● **Task directions**
Write the material out again exactly.

● **Task inputs**

○ ○ ○

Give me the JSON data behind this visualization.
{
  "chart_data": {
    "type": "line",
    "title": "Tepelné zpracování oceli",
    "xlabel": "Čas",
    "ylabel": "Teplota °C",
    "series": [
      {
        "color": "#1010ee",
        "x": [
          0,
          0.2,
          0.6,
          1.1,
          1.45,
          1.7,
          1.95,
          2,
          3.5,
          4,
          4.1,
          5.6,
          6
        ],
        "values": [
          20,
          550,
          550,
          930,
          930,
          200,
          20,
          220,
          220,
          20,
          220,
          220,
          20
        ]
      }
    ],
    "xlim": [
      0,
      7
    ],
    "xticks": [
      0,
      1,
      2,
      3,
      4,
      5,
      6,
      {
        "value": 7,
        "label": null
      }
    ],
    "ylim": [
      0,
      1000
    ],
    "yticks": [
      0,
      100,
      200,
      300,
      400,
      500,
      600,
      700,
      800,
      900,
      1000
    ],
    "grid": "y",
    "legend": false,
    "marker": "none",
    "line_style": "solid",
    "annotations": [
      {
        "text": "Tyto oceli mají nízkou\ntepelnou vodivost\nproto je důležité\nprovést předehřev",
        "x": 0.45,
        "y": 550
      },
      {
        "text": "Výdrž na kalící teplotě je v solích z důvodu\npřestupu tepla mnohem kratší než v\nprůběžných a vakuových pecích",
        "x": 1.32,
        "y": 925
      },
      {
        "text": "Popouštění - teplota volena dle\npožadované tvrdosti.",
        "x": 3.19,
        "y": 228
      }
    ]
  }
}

○ ○ ○

● **Task result**
Give me the JSON data behind this visualization.
{
  "chart_data": {
    "type": "line",
    "title": "Tepelné zpracování oceli",
    "xlabel": "Čas",
    "ylabel": "Teplota °C",
    "series": [
      {
        "color": "#1010ee",
        "x": [
          0,
          0.2,
          0.6,
          1.1,
          1.45,
          1.7,
          1.95,
          2,
          3.5,
          4,
          4.1,
          5.6,
          6
        ],
        "values": [
          20,
          550,
          550,
          930,
          930,
          200,
          20,
          220,
          220,
          20,
          220,
          220,
          20
        ]
      }
    ],
    "xlim": [
      0,
      7
    ],
    "xticks": [
      0,
      1,
      2,
      3,
      4,
      5,
      6,
      {
        "value": 7,
        "label": null
      }
    ],
    "ylim": [
      0,
      1000
    ],
    "yticks": [
      0,
      100,
      200,
      300,
      400,
      500,
      600,
      700,
      800,
      900,
      1000
    ],
    "grid": "y",
    "legend": false,
    "marker": "none",
    "line_style": "solid",
    "annotations": [
      {
        "text": "Tyto oceli mají nízkou\ntepelnou vodivost\nproto je důležité\nprovést předehřev",
        "x": 0.45,
        "y": 550
      },
      {
        "text": "Výdrž na kalící teplotě je v solích z důvodu\npřestupu tepla mnohem kratší než v\nprůběžných a vakuových pecích",
        "x": 1.32,
        "y": 925
      },
      {
        "text": "Popouštění - teplota volena dle\npožadované tvrdosti.",
        "x": 3.19,
        "y": 228
      }
    ]
  }
}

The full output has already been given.